AIM 1:
Answer these about the scraper library README, one line each:
(a) Which tool does the Combined Scraper use to extract article content from the result links?
(b) In which formats can the project save data?
(c) By default, how many attempts does the Combined Scraper make when it detects a CAPTCHA?
AIM 2:
Could you reproduce word for word everything in the scraper library README from "GitHub - bayrameker/basic-sraper" down to "real-time feeds (RSS/Atom)."?
AIM 3:
Can you carry on the scraper library README from the point where it stops?

PASSAGE:
---

GitHub - bayrameker/basic-sraper

# Rich Scraper Library Project

This project is a comprehensive scraping library that collects and processes data from various sources. It supports multiple scraping modes, including:

Google Scraper: Fetches text from Google search results.
Dynamic Scraper: Uses Selenium to scrape content from dynamic web pages.
Realtime Scraper: Extracts data from real-time feeds (RSS/Atom).
Topic Scraper: Performs a Google search based on a topic and collects related content.
Combined Scraper: First performs a Google search and then uses Newspaper3k to extract article content from the resulting links.

Additionally, the project includes NLP processing, flexible data saving (CSV, JSON, XML), and advanced logging capabilities.

Features

Multiple Scraping Modes:
Use different scrapers to fetch data from various sources in one unified project.
Advanced CAPTCHA Handling:
The Combined Scraper retries automatically (default 3 attempts) if it detects a CAPTCHA. For more natural behavior, consider running without headless mode.
NLP Processing:
Process fetched text using functions for summarization and lemmatization.

---

DATASET SECTION:
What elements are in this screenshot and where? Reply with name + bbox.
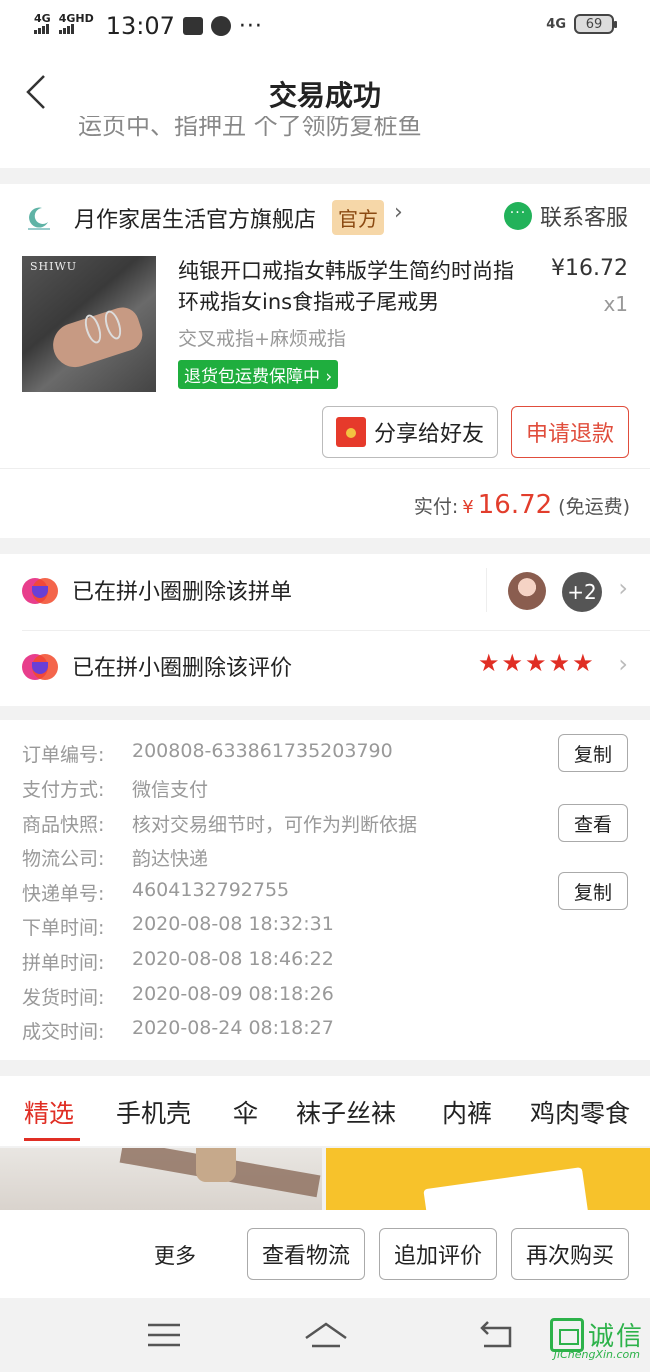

---

TASK RESPONSE 1:
(a) Newspaper3k
(b) CSV, JSON and XML
(c) 3

TASK RESPONSE 2:
GitHub - bayrameker/basic-sraper

# Rich Scraper Library Project

This project is a comprehensive scraping library that collects and processes data from various sources. It supports multiple scraping modes, including:

Google Scraper: Fetches text from Google search results.
Dynamic Scraper: Uses Selenium to scrape content from dynamic web pages.
Realtime Scraper: Extracts data from real-time feeds (RSS/Atom).

TASK RESPONSE 3:
Data Saving:
Save scraped data in JSON, CSV, or XML formats.
Dynamic Browser Management:
Uses Selenium with undetected-chromedriver to automatically adjust to your installed version of Chrome.
Flexible Logging:
Configure log levels (DEBUG, INFO, WARNING, ERROR) via command-line parameters.

Requirements

Python 3.8+
Selenium
undetected-chromedriver
BeautifulSoup4
newspaper3k
spaCy
APScheduler
lxml
Other dependencies: requests, urllib, re, subprocess, etc.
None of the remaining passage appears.